##### Data in this exercise

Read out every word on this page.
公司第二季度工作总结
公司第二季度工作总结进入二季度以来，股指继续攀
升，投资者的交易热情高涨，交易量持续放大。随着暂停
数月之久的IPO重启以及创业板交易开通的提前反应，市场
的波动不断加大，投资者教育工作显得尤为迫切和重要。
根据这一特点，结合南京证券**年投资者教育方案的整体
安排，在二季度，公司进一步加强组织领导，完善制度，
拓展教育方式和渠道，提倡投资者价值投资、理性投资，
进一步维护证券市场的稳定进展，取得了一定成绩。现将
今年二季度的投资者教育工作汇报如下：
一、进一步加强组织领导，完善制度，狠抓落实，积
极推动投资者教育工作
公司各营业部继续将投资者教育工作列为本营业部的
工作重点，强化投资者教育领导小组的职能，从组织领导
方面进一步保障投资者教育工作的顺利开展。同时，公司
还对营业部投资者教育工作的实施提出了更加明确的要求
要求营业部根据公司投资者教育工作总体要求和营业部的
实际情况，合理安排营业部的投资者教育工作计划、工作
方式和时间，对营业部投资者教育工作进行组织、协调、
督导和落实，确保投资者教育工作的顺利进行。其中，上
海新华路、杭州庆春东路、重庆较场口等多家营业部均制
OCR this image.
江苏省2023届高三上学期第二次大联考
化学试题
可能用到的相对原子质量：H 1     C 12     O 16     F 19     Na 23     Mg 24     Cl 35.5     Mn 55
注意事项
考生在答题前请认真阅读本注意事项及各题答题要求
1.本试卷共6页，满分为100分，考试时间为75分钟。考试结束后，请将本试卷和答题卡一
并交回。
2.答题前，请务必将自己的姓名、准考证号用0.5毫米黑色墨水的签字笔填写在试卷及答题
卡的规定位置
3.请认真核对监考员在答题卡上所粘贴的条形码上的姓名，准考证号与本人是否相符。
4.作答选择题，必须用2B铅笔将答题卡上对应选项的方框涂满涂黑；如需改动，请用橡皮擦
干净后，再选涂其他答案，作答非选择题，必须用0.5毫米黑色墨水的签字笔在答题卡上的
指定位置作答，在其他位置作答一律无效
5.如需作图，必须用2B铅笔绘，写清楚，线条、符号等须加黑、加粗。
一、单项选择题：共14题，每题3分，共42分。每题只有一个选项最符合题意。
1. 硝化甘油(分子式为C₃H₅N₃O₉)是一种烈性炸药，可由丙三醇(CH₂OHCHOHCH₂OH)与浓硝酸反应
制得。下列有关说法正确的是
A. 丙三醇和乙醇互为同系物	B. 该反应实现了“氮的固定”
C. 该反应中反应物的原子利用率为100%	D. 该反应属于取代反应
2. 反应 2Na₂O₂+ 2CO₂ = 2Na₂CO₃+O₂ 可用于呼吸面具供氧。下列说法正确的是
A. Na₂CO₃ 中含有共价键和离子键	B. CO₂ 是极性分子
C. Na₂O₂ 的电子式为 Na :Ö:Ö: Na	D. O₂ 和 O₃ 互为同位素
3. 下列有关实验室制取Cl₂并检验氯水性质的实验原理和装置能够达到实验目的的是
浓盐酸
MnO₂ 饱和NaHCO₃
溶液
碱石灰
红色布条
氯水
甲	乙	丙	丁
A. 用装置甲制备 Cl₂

##########

— Exercise prompt —
The required answer is a single number: the count of lines in the entries that hold the string "完善制度".

— Solution for this task —
2